» **Your goal**
In your copy, leave out the pictures; write out all the data exactly.

—————

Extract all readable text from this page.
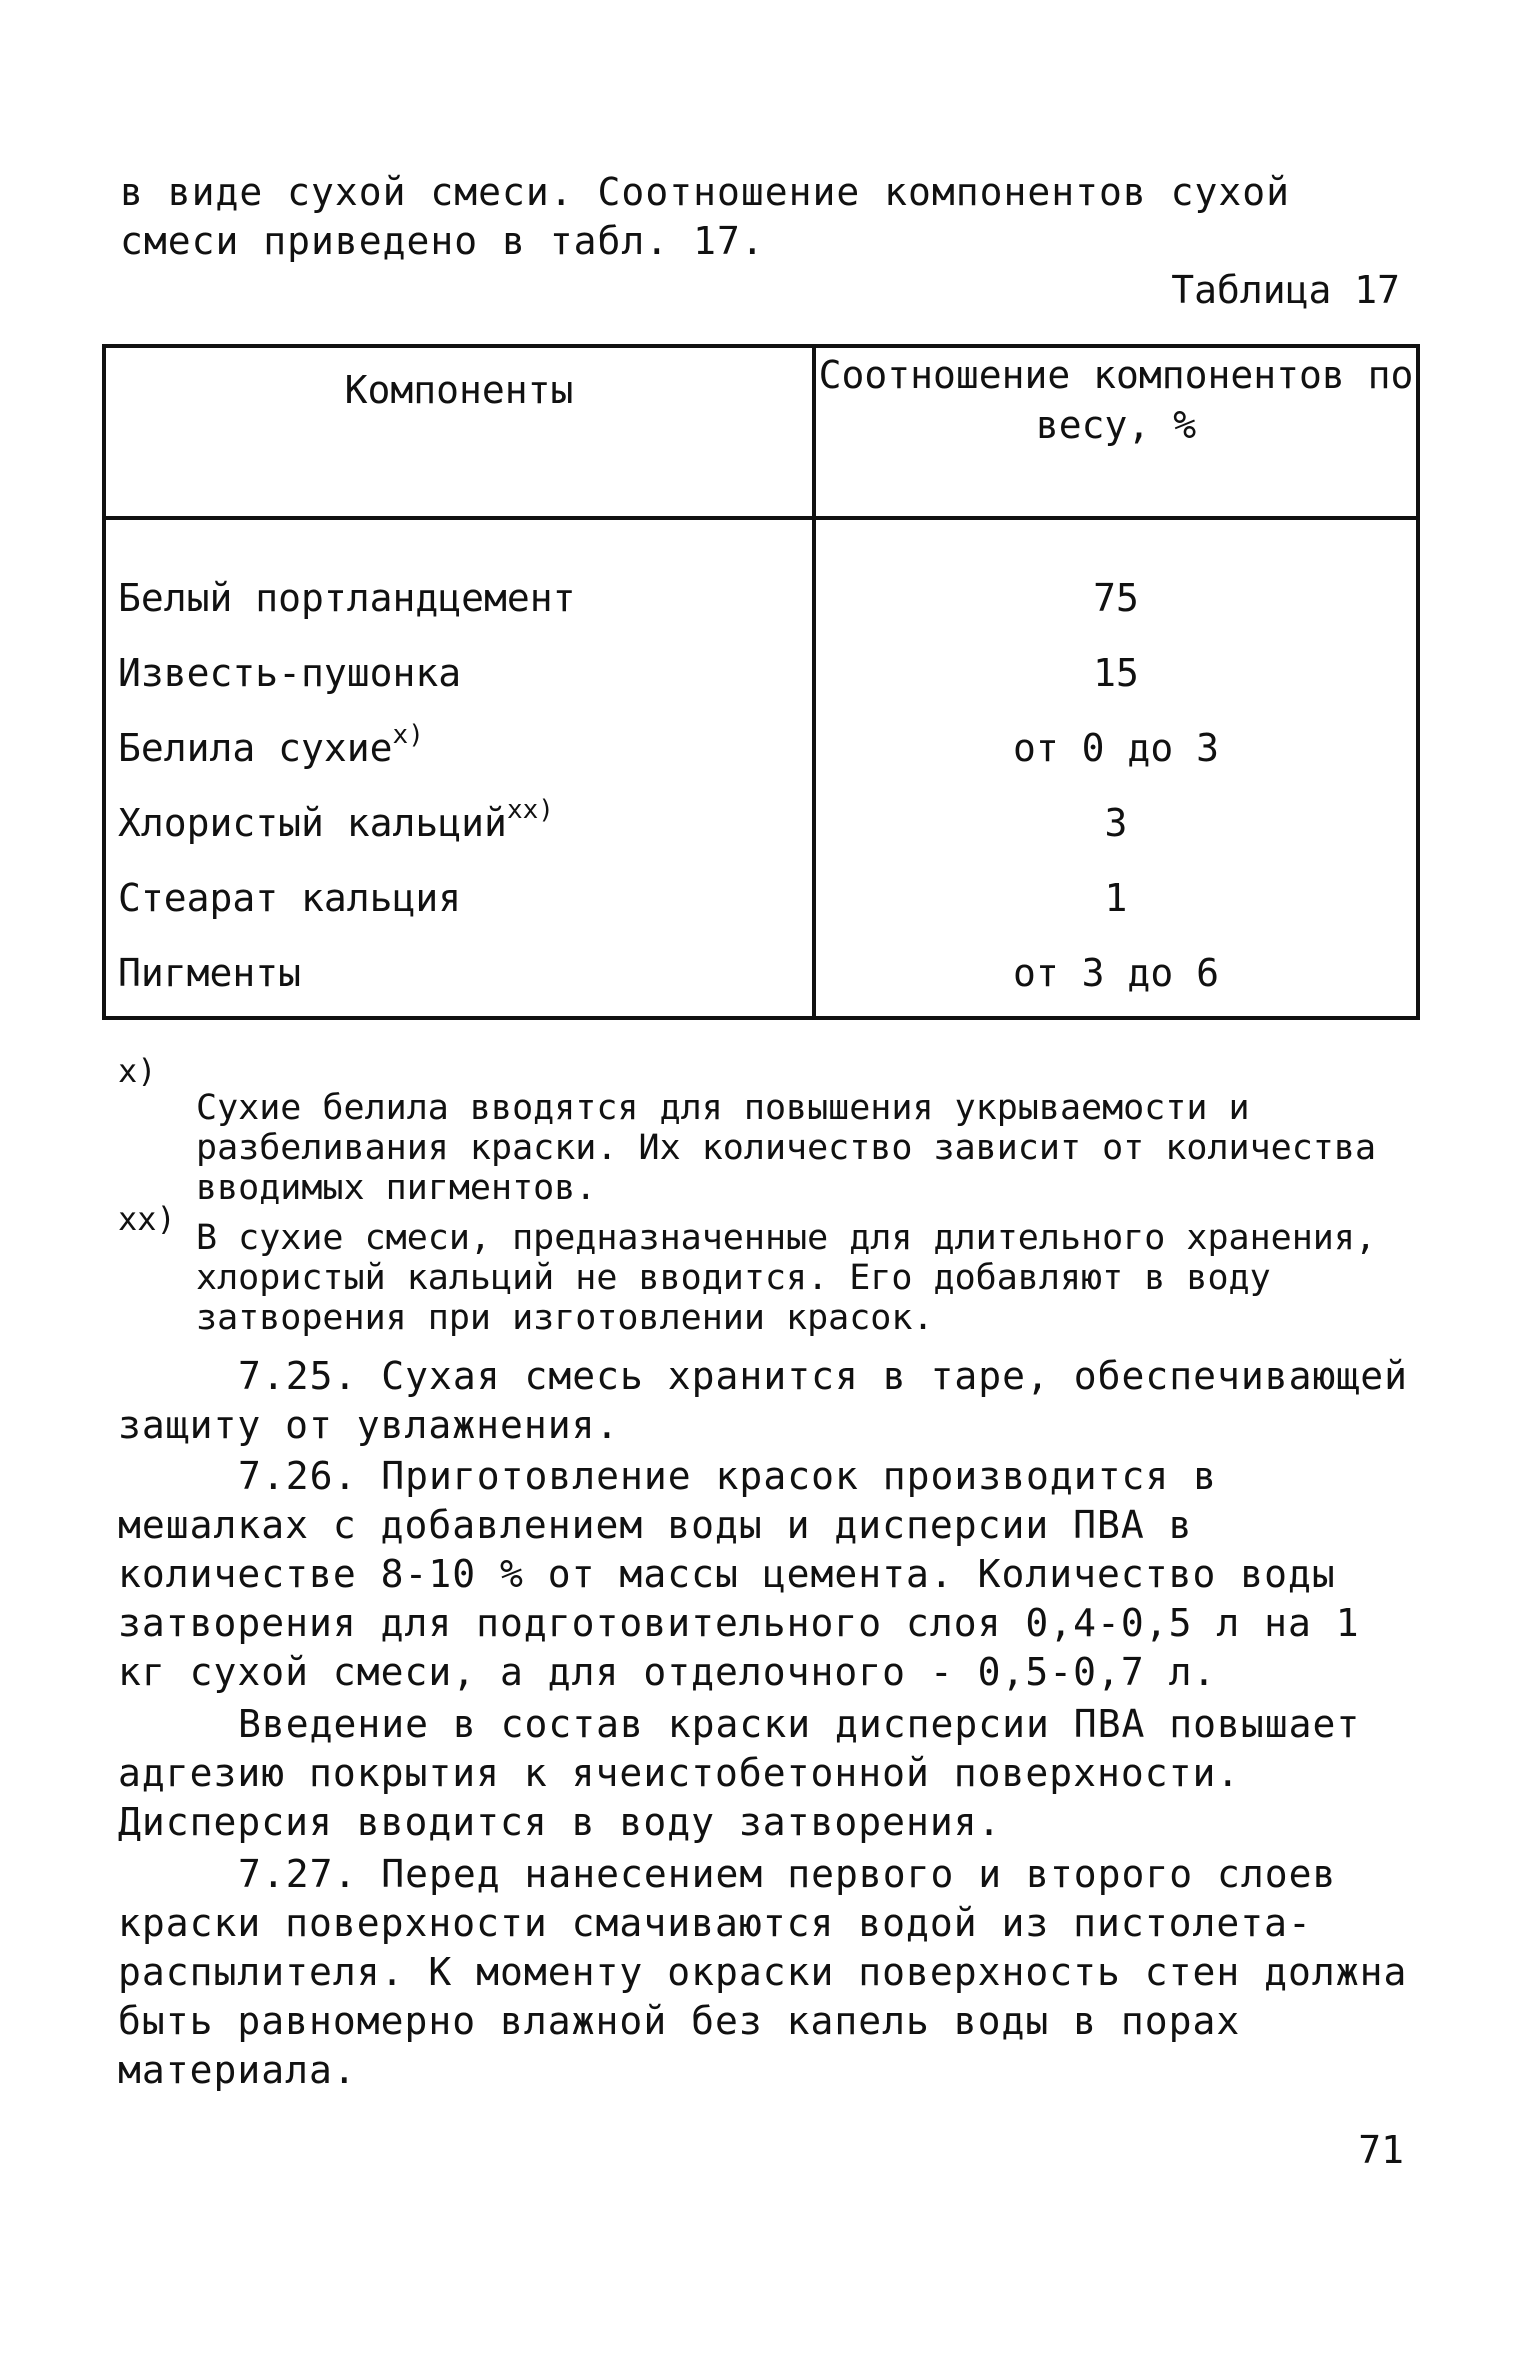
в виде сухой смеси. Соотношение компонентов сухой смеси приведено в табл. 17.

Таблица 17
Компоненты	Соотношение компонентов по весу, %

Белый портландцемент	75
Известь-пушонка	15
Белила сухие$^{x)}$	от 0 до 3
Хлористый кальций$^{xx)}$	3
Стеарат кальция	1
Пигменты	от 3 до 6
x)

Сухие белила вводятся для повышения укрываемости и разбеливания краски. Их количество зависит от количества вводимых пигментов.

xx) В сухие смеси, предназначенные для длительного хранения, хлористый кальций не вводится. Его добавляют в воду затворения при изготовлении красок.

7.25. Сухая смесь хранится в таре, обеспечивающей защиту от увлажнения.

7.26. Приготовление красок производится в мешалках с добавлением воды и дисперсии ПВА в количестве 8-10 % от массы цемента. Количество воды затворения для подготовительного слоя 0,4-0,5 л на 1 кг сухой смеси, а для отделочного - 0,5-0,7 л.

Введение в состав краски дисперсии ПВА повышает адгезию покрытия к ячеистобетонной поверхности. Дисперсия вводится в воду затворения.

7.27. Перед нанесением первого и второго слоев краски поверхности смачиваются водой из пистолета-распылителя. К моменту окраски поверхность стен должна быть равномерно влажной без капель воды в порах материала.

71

—————

» **Answer to the problem**
Extract all readable text from this page.
в виде сухой смеси. Соотношение компонентов сухой смеси приведено в табл. 17.

Таблица 17
Компоненты	Соотношение компонентов по весу, %

Белый портландцемент	75
Известь-пушонка	15
Белила сухие$^{x)}$	от 0 до 3
Хлористый кальций$^{xx)}$	3
Стеарат кальция	1
Пигменты	от 3 до 6
x)

Сухие белила вводятся для повышения укрываемости и разбеливания краски. Их количество зависит от количества вводимых пигментов.

xx) В сухие смеси, предназначенные для длительного хранения, хлористый кальций не вводится. Его добавляют в воду затворения при изготовлении красок.

7.25. Сухая смесь хранится в таре, обеспечивающей защиту от увлажнения.

7.26. Приготовление красок производится в мешалках с добавлением воды и дисперсии ПВА в количестве 8-10 % от массы цемента. Количество воды затворения для подготовительного слоя 0,4-0,5 л на 1 кг сухой смеси, а для отделочного - 0,5-0,7 л.

Введение в состав краски дисперсии ПВА повышает адгезию покрытия к ячеистобетонной поверхности. Дисперсия вводится в воду затворения.

7.27. Перед нанесением первого и второго слоев краски поверхности смачиваются водой из пистолета-распылителя. К моменту окраски поверхность стен должна быть равномерно влажной без капель воды в порах материала.

71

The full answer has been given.